──────── SUPPLIED INFORMATION ────────

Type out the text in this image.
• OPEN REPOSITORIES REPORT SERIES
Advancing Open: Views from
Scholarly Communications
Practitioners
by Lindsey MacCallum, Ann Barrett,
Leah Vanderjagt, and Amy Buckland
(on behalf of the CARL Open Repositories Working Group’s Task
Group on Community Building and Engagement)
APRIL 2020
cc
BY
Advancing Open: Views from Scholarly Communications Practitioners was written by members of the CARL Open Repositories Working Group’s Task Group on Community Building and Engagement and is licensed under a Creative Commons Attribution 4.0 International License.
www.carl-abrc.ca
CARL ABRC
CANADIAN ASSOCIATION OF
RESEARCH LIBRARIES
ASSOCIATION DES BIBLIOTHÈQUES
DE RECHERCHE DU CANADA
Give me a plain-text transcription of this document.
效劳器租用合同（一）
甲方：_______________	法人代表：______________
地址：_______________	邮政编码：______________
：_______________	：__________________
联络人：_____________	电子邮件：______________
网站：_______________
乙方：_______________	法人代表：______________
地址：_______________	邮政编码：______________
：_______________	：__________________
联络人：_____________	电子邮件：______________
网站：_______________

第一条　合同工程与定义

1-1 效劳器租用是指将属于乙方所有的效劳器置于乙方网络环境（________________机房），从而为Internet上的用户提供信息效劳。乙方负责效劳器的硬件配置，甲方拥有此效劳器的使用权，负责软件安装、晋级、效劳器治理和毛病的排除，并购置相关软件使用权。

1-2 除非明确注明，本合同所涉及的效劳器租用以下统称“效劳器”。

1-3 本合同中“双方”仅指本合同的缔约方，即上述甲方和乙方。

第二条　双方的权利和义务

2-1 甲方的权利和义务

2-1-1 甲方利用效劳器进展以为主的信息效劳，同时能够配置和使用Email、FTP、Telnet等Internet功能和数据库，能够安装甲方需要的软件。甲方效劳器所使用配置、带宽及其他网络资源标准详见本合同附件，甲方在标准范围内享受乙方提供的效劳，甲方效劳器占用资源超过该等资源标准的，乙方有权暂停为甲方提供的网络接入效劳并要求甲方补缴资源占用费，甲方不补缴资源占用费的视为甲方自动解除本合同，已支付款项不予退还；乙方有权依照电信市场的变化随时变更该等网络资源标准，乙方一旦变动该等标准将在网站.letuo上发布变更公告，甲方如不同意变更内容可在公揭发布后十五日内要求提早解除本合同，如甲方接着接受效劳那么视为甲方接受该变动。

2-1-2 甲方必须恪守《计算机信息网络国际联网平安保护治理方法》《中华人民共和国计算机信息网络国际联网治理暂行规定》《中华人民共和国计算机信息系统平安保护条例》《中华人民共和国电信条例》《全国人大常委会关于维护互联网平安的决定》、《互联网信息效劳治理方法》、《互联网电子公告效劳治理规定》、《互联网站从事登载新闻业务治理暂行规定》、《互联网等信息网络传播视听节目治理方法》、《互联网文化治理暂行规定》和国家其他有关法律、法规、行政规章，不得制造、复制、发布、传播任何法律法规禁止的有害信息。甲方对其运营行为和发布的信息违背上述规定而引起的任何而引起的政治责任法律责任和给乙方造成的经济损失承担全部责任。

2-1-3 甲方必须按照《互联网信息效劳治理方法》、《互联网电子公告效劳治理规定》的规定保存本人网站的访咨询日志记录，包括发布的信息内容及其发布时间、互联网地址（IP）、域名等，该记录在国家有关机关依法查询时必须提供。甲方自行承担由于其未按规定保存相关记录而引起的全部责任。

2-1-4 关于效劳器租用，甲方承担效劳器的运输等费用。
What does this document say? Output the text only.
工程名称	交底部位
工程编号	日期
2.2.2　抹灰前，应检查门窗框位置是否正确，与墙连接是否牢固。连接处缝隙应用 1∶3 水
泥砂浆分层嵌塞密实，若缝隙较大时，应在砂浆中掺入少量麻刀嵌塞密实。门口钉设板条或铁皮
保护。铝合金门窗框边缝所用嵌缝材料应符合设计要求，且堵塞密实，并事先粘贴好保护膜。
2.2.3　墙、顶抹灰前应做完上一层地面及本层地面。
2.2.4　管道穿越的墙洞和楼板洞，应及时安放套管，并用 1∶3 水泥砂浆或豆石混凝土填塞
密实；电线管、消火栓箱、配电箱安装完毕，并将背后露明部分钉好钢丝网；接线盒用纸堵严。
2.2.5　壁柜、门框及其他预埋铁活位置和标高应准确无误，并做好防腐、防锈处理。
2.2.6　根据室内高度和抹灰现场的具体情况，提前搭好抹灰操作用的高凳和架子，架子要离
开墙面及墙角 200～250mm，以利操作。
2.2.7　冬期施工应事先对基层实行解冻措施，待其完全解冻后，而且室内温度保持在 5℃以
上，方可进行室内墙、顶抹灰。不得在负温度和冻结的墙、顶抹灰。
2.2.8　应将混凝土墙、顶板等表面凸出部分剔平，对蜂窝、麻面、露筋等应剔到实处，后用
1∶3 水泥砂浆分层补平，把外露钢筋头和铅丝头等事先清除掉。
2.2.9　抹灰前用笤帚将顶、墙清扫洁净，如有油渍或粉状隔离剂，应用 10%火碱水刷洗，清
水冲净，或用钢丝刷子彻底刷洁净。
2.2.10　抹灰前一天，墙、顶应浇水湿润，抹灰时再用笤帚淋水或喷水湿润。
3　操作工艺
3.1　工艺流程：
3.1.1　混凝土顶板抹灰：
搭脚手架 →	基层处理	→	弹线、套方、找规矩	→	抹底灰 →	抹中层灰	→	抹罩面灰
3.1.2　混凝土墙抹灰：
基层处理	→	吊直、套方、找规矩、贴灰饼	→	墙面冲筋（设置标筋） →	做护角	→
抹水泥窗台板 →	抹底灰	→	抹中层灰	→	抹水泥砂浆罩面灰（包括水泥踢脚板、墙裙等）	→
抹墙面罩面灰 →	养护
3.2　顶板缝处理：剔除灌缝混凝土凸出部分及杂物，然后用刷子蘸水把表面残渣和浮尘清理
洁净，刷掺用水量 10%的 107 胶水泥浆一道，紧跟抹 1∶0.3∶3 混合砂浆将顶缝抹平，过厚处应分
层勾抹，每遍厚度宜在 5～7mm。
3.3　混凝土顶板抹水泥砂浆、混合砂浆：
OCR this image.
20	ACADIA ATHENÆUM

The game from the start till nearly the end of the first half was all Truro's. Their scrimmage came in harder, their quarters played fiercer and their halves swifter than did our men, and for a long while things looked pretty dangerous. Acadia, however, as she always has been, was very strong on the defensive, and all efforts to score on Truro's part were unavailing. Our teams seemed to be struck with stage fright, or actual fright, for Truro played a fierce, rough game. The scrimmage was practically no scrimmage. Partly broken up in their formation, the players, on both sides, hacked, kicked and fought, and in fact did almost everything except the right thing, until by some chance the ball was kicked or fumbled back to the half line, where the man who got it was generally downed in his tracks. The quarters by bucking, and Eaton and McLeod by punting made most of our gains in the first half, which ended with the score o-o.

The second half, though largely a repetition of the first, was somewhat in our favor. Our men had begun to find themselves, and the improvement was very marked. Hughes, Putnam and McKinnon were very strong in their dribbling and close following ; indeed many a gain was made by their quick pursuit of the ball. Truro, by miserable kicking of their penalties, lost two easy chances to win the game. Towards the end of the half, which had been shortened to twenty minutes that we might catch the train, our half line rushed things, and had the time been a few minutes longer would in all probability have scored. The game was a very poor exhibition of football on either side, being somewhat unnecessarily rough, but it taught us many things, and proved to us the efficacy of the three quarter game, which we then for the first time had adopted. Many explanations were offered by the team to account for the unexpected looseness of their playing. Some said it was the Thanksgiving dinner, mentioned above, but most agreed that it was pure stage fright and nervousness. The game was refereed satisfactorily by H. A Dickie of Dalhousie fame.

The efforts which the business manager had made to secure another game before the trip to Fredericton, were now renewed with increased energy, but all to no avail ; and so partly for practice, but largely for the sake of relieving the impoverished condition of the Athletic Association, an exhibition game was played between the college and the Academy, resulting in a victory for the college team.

────────

YOUR OBJECTIVE — Select every line of the material above holding the word "Communications" and copy it.

TASK SOLUTION —
Scholarly Communications
Advancing Open: Views from Scholarly Communications Practitioners was written by members of the CARL Open Repositories Working Group’s Task Group on Community Building and Engagement and is licensed under a Creative Commons Attribution 4.0 International License.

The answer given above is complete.